***** Given data *****
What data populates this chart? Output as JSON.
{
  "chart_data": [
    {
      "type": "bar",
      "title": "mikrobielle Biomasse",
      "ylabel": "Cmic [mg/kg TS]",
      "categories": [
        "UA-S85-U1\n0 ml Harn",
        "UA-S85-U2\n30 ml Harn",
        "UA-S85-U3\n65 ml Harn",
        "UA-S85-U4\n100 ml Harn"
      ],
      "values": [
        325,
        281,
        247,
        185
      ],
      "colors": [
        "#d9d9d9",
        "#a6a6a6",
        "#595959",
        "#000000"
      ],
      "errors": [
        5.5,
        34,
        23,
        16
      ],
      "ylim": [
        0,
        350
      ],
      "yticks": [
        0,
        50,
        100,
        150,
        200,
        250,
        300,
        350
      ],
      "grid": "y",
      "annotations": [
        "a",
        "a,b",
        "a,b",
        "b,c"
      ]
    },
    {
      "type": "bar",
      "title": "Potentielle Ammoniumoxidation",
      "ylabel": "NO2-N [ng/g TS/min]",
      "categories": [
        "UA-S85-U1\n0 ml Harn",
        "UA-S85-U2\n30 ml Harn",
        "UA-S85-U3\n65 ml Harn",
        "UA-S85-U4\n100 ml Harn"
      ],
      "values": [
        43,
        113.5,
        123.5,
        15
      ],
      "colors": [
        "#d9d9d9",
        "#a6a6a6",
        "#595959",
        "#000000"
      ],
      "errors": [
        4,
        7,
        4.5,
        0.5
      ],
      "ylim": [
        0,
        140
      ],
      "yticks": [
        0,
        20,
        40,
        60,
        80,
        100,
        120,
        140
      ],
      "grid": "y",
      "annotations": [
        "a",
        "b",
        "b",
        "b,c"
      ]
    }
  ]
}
*****
Work instructions: Collect the lines of the data that carry the word "ylabel".

In response:
      "ylabel": "Cmic [mg/kg TS]",
      "ylabel": "NO2-N [ng/g TS/min]",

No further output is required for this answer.